> _WHAT YOU SHOULD DO_
Scan the records and identify every line in which the string "Näheres" occurs, then return those lines.

Dataset items:

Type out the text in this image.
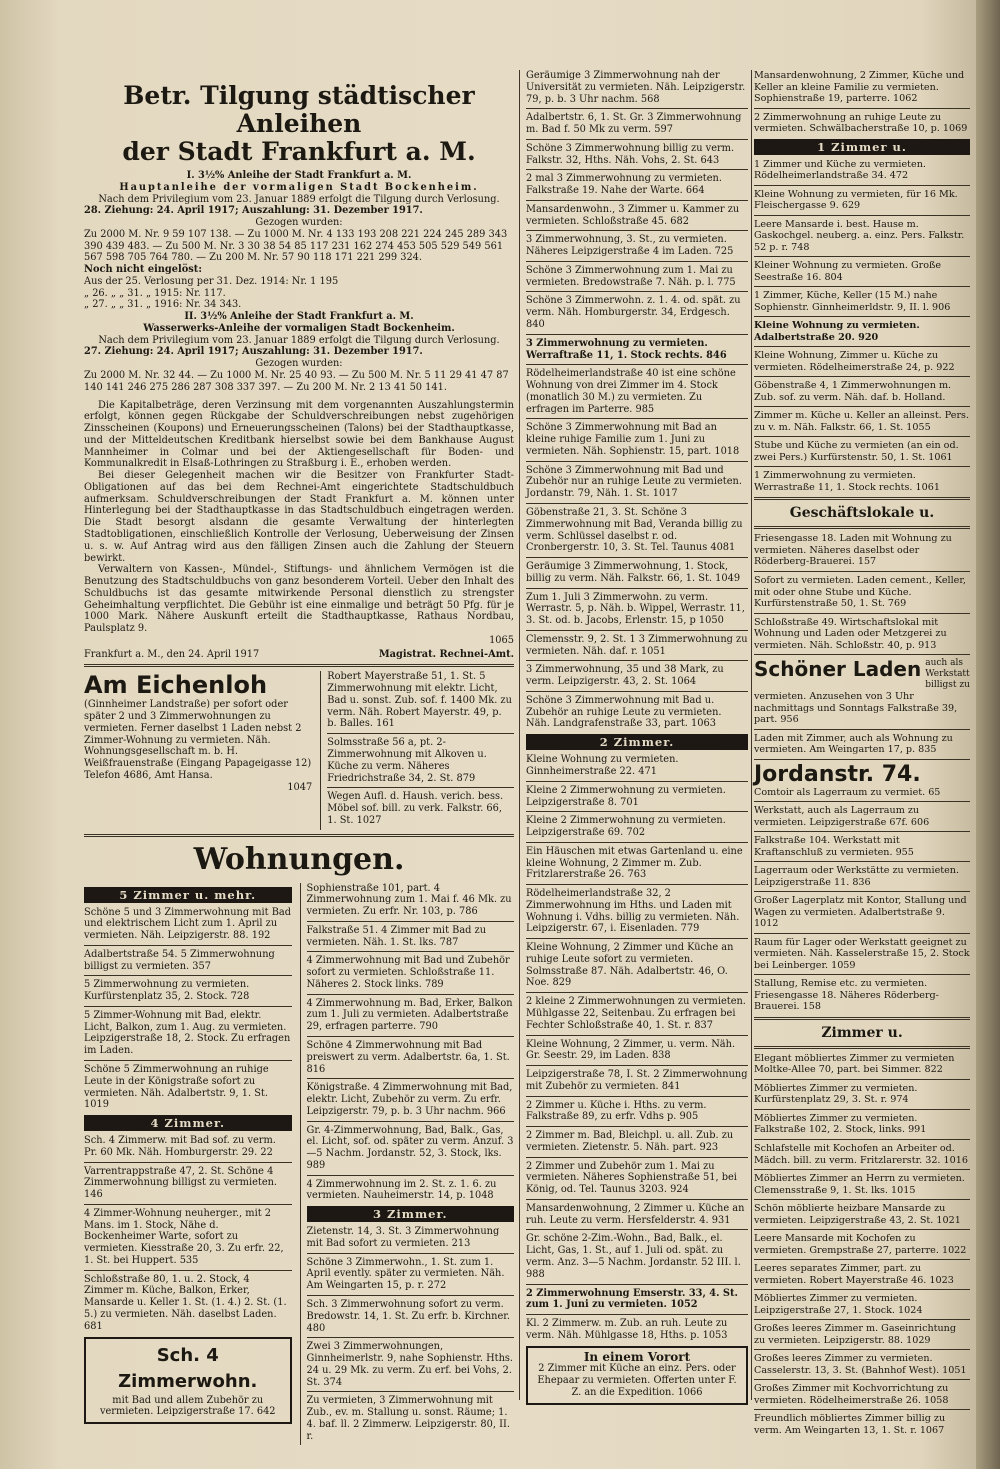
Betr. Tilgung städtischer Anleihen
der Stadt Frankfurt a. M.

I. 3½% Anleihe der Stadt Frankfurt a. M.

Hauptanleihe der vormaligen Stadt Bockenheim.

Nach dem Privilegium vom 23. Januar 1889 erfolgt die Tilgung durch Verlosung.

28. Ziehung: 24. April 1917; Auszahlung: 31. Dezember 1917.

Gezogen wurden:

Zu 2000 M. Nr. 9 59 107 138. — Zu 1000 M. Nr. 4 133 193 208 221 224 245 289 343 390 439 483. — Zu 500 M. Nr. 3 30 38 54 85 117 231 162 274 453 505 529 549 561 567 598 705 764 780. — Zu 200 M. Nr. 57 90 118 171 221 299 324.

Noch nicht eingelöst:

Aus der 25. Verlosung per 31. Dez. 1914: Nr. 1 195

„ 26. „ „ 31. „ 1915: Nr. 117.

„ 27. „ „ 31. „ 1916: Nr. 34 343.

II. 3½% Anleihe der Stadt Frankfurt a. M.

Wasserwerks-Anleihe der vormaligen Stadt Bockenheim.

Nach dem Privilegium vom 23. Januar 1889 erfolgt die Tilgung durch Verlosung.

27. Ziehung: 24. April 1917; Auszahlung: 31. Dezember 1917.

Gezogen wurden:

Zu 2000 M. Nr. 32 44. — Zu 1000 M. Nr. 25 40 93. — Zu 500 M. Nr. 5 11 29 41 47 87 140 141 246 275 286 287 308 337 397. — Zu 200 M. Nr. 2 13 41 50 141.

Die Kapitalbeträge, deren Verzinsung mit dem vorgenannten Auszahlungstermin erfolgt, können gegen Rückgabe der Schuldverschreibungen nebst zugehörigen Zinsscheinen (Koupons) und Erneuerungsscheinen (Talons) bei der Stadthauptkasse, und der Mitteldeutschen Kreditbank hierselbst sowie bei dem Bankhause August Mannheimer in Colmar und bei der Aktiengesellschaft für Boden- und Kommunalkredit in Elsaß-Lothringen zu Straßburg i. E., erhoben werden.

Bei dieser Gelegenheit machen wir die Besitzer von Frankfurter Stadt-Obligationen auf das bei dem Rechnei-Amt eingerichtete Stadtschuldbuch aufmerksam. Schuldverschreibungen der Stadt Frankfurt a. M. können unter Hinterlegung bei der Stadthauptkasse in das Stadtschuldbuch eingetragen werden. Die Stadt besorgt alsdann die gesamte Verwaltung der hinterlegten Stadtobligationen, einschließlich Kontrolle der Verlosung, Ueberweisung der Zinsen u. s. w. Auf Antrag wird aus den fälligen Zinsen auch die Zahlung der Steuern bewirkt.

Verwaltern von Kassen-, Mündel-, Stiftungs- und ähnlichem Vermögen ist die Benutzung des Stadtschuldbuchs von ganz besonderem Vorteil. Ueber den Inhalt des Schuldbuchs ist das gesamte mitwirkende Personal dienstlich zu strengster Geheimhaltung verpflichtet. Die Gebühr ist eine einmalige und beträgt 50 Pfg. für je 1000 Mark. Nähere Auskunft erteilt die Stadthauptkasse, Rathaus Nordbau, Paulsplatz 9.

1065

Frankfurt a. M., den 24. April 1917	Magistrat. Rechnei-Amt.
Am Eichenloh

(Ginnheimer Landstraße) per sofort oder später 2 und 3 Zimmerwohnungen zu vermieten. Ferner daselbst 1 Laden nebst 2 Zimmer-Wohnung zu vermieten. Näh. Wohnungsgesellschaft m. b. H. Weißfrauenstraße (Eingang Papageigasse 12) Telefon 4686, Amt Hansa.

1047

Robert Mayerstraße 51, 1. St. 5 Zimmerwohnung mit elektr. Licht, Bad u. sonst. Zub. sof. f. 1400 Mk. zu verm. Näh. Robert Mayerstr. 49, p. b. Balles. 161

Solmsstraße 56 a, pt. 2-Zimmerwohnung mit Alkoven u. Küche zu verm. Näheres Friedrichstraße 34, 2. St. 879

Wegen Aufl. d. Haush. verich. bess. Möbel sof. bill. zu verk. Falkstr. 66, 1. St. 1027

Wohnungen.
5 Zimmer u. mehr.

Schöne 5 und 3 Zimmerwohnung mit Bad und elektrischem Licht zum 1. April zu vermieten. Näh. Leipzigerstr. 88. 192

Adalbertstraße 54. 5 Zimmerwohnung billigst zu vermieten. 357

5 Zimmerwohnung zu vermieten. Kurfürstenplatz 35, 2. Stock. 728

5 Zimmer-Wohnung mit Bad, elektr. Licht, Balkon, zum 1. Aug. zu vermieten. Leipzigerstraße 18, 2. Stock. Zu erfragen im Laden.

Schöne 5 Zimmerwohnung an ruhige Leute in der Königstraße sofort zu vermieten. Näh. Adalbertstr. 9, 1. St. 1019

4 Zimmer.

Sch. 4 Zimmerw. mit Bad sof. zu verm. Pr. 60 Mk. Näh. Homburgerstr. 29. 22

Varrentrappstraße 47, 2. St. Schöne 4 Zimmerwohnung billigst zu vermieten. 146

4 Zimmer-Wohnung neuherger., mit 2 Mans. im 1. Stock, Nähe d. Bockenheimer Warte, sofort zu vermieten. Kiesstraße 20, 3. Zu erfr. 22, 1. St. bei Huppert. 535

Schloßstraße 80, 1. u. 2. Stock, 4 Zimmer m. Küche, Balkon, Erker, Mansarde u. Keller 1. St. (1. 4.) 2. St. (1. 5.) zu vermieten. Näh. daselbst Laden. 681

Sch. 4 Zimmerwohn.

mit Bad und allem Zubehör zu vermieten. Leipzigerstraße 17. 642

Sophienstraße 101, part. 4 Zimmerwohnung zum 1. Mai f. 46 Mk. zu vermieten. Zu erfr. Nr. 103, p. 786

Falkstraße 51. 4 Zimmer mit Bad zu vermieten. Näh. 1. St. lks. 787

4 Zimmerwohnung mit Bad und Zubehör sofort zu vermieten. Schloßstraße 11. Näheres 2. Stock links. 789

4 Zimmerwohnung m. Bad, Erker, Balkon zum 1. Juli zu vermieten. Adalbertstraße 29, erfragen parterre. 790

Schöne 4 Zimmerwohnung mit Bad preiswert zu verm. Adalbertstr. 6a, 1. St. 816

Königstraße. 4 Zimmerwohnung mit Bad, elektr. Licht, Zubehör zu verm. Zu erfr. Leipzigerstr. 79, p. b. 3 Uhr nachm. 966

Gr. 4-Zimmerwohnung, Bad, Balk., Gas, el. Licht, sof. od. später zu verm. Anzuf. 3—5 Nachm. Jordanstr. 52, 3. Stock, lks. 989

4 Zimmerwohnung im 2. St. z. 1. 6. zu vermieten. Nauheimerstr. 14, p. 1048

3 Zimmer.

Zietenstr. 14, 3. St. 3 Zimmerwohnung mit Bad sofort zu vermieten. 213

Schöne 3 Zimmerwohn., 1. St. zum 1. April evently. später zu vermieten. Näh. Am Weingarten 15, p. r. 272

Sch. 3 Zimmerwohnung sofort zu verm. Bredowstr. 14, 1. St. Zu erfr. b. Kirchner. 480

Zwei 3 Zimmerwohnungen, Ginnheimerlstr. 9, nahe Sophienstr. Hths. 24 u. 29 Mk. zu verm. Zu erf. bei Vohs, 2. St. 374

Zu vermieten, 3 Zimmerwohnung mit Zub., ev. m. Stallung u. sonst. Räume; 1. 4. baf. ll. 2 Zimmerw. Leipzigerstr. 80, II. r.

Geräumige 3 Zimmerwohnung nah der Universität zu vermieten. Näh. Leipzigerstr. 79, p. b. 3 Uhr nachm. 568

Adalbertstr. 6, 1. St. Gr. 3 Zimmerwohnung m. Bad f. 50 Mk zu verm. 597

Schöne 3 Zimmerwohnung billig zu verm. Falkstr. 32, Hths. Näh. Vohs, 2. St. 643

2 mal 3 Zimmerwohnung zu vermieten. Falkstraße 19. Nahe der Warte. 664

Mansardenwohn., 3 Zimmer u. Kammer zu vermieten. Schloßstraße 45. 682

3 Zimmerwohnung, 3. St., zu vermieten. Näheres Leipzigerstraße 4 im Laden. 725

Schöne 3 Zimmerwohnung zum 1. Mai zu vermieten. Bredowstraße 7. Näh. p. l. 775

Schöne 3 Zimmerwohn. z. 1. 4. od. spät. zu verm. Näh. Homburgerstr. 34, Erdgesch. 840

3 Zimmerwohnung zu vermieten. Werraftraße 11, 1. Stock rechts. 846

Rödelheimerlandstraße 40 ist eine schöne Wohnung von drei Zimmer im 4. Stock (monatlich 30 M.) zu vermieten. Zu erfragen im Parterre. 985

Schöne 3 Zimmerwohnung mit Bad an kleine ruhige Familie zum 1. Juni zu vermieten. Näh. Sophienstr. 15, part. 1018

Schöne 3 Zimmerwohnung mit Bad und Zubehör nur an ruhige Leute zu vermieten. Jordanstr. 79, Näh. 1. St. 1017

Göbenstraße 21, 3. St. Schöne 3 Zimmerwohnung mit Bad, Veranda billig zu verm. Schlüssel daselbst r. od. Cronbergerstr. 10, 3. St. Tel. Taunus 4081

Geräumige 3 Zimmerwohnung, 1. Stock, billig zu verm. Näh. Falkstr. 66, 1. St. 1049

Zum 1. Juli 3 Zimmerwohn. zu verm. Werrastr. 5, p. Näh. b. Wippel, Werrastr. 11, 3. St. od. b. Jacobs, Erlenstr. 15, p 1050

Clemensstr. 9, 2. St. 1 3 Zimmerwohnung zu vermieten. Näh. daf. r. 1051

3 Zimmerwohnung, 35 und 38 Mark, zu verm. Leipzigerstr. 43, 2. St. 1064

Schöne 3 Zimmerwohnung mit Bad u. Zubehör an ruhige Leute zu vermieten. Näh. Landgrafenstraße 33, part. 1063

2 Zimmer.

Kleine Wohnung zu vermieten. Ginnheimerstraße 22. 471

Kleine 2 Zimmerwohnung zu vermieten. Leipzigerstraße 8. 701

Kleine 2 Zimmerwohnung zu vermieten. Leipzigerstraße 69. 702

Ein Häuschen mit etwas Gartenland u. eine kleine Wohnung, 2 Zimmer m. Zub. Fritzlarerstraße 26. 763

Rödelheimerlandstraße 32, 2 Zimmerwohnung im Hths. und Laden mit Wohnung i. Vdhs. billig zu vermieten. Näh. Leipzigerstr. 67, i. Eisenladen. 779

Kleine Wohnung, 2 Zimmer und Küche an ruhige Leute sofort zu vermieten. Solmsstraße 87. Näh. Adalbertstr. 46, O. Noe. 829

2 kleine 2 Zimmerwohnungen zu vermieten. Mühlgasse 22, Seitenbau. Zu erfragen bei Fechter Schloßstraße 40, 1. St. r. 837

Kleine Wohnung, 2 Zimmer, u. verm. Näh. Gr. Seestr. 29, im Laden. 838

Leipzigerstraße 78, I. St. 2 Zimmerwohnung mit Zubehör zu vermieten. 841

2 Zimmer u. Küche i. Hths. zu verm. Falkstraße 89, zu erfr. Vdhs p. 905

2 Zimmer m. Bad, Bleichpl. u. all. Zub. zu vermieten. Zietenstr. 5. Näh. part. 923

2 Zimmer und Zubehör zum 1. Mai zu vermieten. Näheres Sophienstraße 51, bei König, od. Tel. Taunus 3203. 924

Mansardenwohnung, 2 Zimmer u. Küche an ruh. Leute zu verm. Hersfelderstr. 4. 931

Gr. schöne 2-Zim.-Wohn., Bad, Balk., el. Licht, Gas, 1. St., auf 1. Juli od. spät. zu verm. Anz. 3—5 Nachm. Jordanstr. 52 III. l. 988

2 Zimmerwohnung Emserstr. 33, 4. St. zum 1. Juni zu vermieten. 1052

Kl. 2 Zimmerw. m. Zub. an ruh. Leute zu verm. Näh. Mühlgasse 18, Hths. p. 1053

In einem Vorort

2 Zimmer mit Küche an einz. Pers. oder Ehepaar zu vermieten. Offerten unter F. Z. an die Expedition. 1066

Mansardenwohnung, 2 Zimmer, Küche und Keller an kleine Familie zu vermieten. Sophienstraße 19, parterre. 1062

2 Zimmerwohnung an ruhige Leute zu vermieten. Schwälbacherstraße 10, p. 1069

1 Zimmer u.

1 Zimmer und Küche zu vermieten. Rödelheimerlandstraße 34. 472

Kleine Wohnung zu vermieten, für 16 Mk. Fleischergasse 9. 629

Leere Mansarde i. best. Hause m. Gaskochgel. neuberg. a. einz. Pers. Falkstr. 52 p. r. 748

Kleiner Wohnung zu vermieten. Große Seestraße 16. 804

1 Zimmer, Küche, Keller (15 M.) nahe Sophienstr. Ginnheimerldstr. 9, II. l. 906

Kleine Wohnung zu vermieten. Adalbertstraße 20. 920

Kleine Wohnung, Zimmer u. Küche zu vermieten. Rödelheimerstraße 24, p. 922

Göbenstraße 4, 1 Zimmerwohnungen m. Zub. sof. zu verm. Näh. daf. b. Holland.

Zimmer m. Küche u. Keller an alleinst. Pers. zu v. m. Näh. Falkstr. 66, 1. St. 1055

Stube und Küche zu vermieten (an ein od. zwei Pers.) Kurfürstenstr. 50, 1. St. 1061

1 Zimmerwohnung zu vermieten. Werrastraße 11, 1. Stock rechts. 1061

Geschäftslokale u.

Friesengasse 18. Laden mit Wohnung zu vermieten. Näheres daselbst oder Röderberg-Brauerei. 157

Sofort zu vermieten. Laden cement., Keller, mit oder ohne Stube und Küche. Kurfürstenstraße 50, 1. St. 769

Schloßstraße 49. Wirtschaftslokal mit Wohnung und Laden oder Metzgerei zu vermieten. Näh. Schloßstr. 40, p. 913

Schöner Laden auch als Werkstatt billigst zu

vermieten. Anzusehen von 3 Uhr nachmittags und Sonntags Falkstraße 39, part. 956

Laden mit Zimmer, auch als Wohnung zu vermieten. Am Weingarten 17, p. 835

Jordanstr. 74.

Comtoir als Lagerraum zu vermiet. 65

Werkstatt, auch als Lagerraum zu vermieten. Leipzigerstraße 67f. 606

Falkstraße 104. Werkstatt mit Kraftanschluß zu vermieten. 955

Lagerraum oder Werkstätte zu vermieten. Leipzigerstraße 11. 836

Großer Lagerplatz mit Kontor, Stallung und Wagen zu vermieten. Adalbertstraße 9. 1012

Raum für Lager oder Werkstatt geeignet zu vermieten. Näh. Kasselerstraße 15, 2. Stock bei Leinberger. 1059

Stallung, Remise etc. zu vermieten. Friesengasse 18. Näheres Röderberg-Brauerei. 158

Zimmer u.

Elegant möbliertes Zimmer zu vermieten Moltke-Allee 70, part. bei Simmer. 822

Möbliertes Zimmer zu vermieten. Kurfürstenplatz 29, 3. St. r. 974

Möbliertes Zimmer zu vermieten. Falkstraße 102, 2. Stock, links. 991

Schlafstelle mit Kochofen an Arbeiter od. Mädch. bill. zu verm. Fritzlarerstr. 32. 1016

Möbliertes Zimmer an Herrn zu vermieten. Clemensstraße 9, 1. St. lks. 1015

Schön möblierte heizbare Mansarde zu vermieten. Leipzigerstraße 43, 2. St. 1021

Leere Mansarde mit Kochofen zu vermieten. Grempstraße 27, parterre. 1022

Leeres separates Zimmer, part. zu vermieten. Robert Mayerstraße 46. 1023

Möbliertes Zimmer zu vermieten. Leipzigerstraße 27, 1. Stock. 1024

Großes leeres Zimmer m. Gaseinrichtung zu vermieten. Leipzigerstr. 88. 1029

Großes leeres Zimmer zu vermieten. Casselerstr. 13, 3. St. (Bahnhof West). 1051

Großes Zimmer mit Kochvorrichtung zu vermieten. Rödelheimerstraße 26. 1058

Freundlich möbliertes Zimmer billig zu verm. Am Weingarten 13, 1. St. r. 1067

> _THE COMPLETED TASK_
Solmsstraße 56 a, pt. 2-Zimmerwohnung mit Alkoven u. Küche zu verm. Näheres Friedrichstraße 34, 2. St. 879
4 Zimmerwohnung mit Bad und Zubehör sofort zu vermieten. Schloßstraße 11. Näheres 2. Stock links. 789
3 Zimmerwohnung, 3. St., zu vermieten. Näheres Leipzigerstraße 4 im Laden. 725
2 Zimmer und Zubehör zum 1. Mai zu vermieten. Näheres Sophienstraße 51, bei König, od. Tel. Taunus 3203. 924
Friesengasse 18. Laden mit Wohnung zu vermieten. Näheres daselbst oder Röderberg-Brauerei. 157
Stallung, Remise etc. zu vermieten. Friesengasse 18. Näheres Röderberg-Brauerei. 158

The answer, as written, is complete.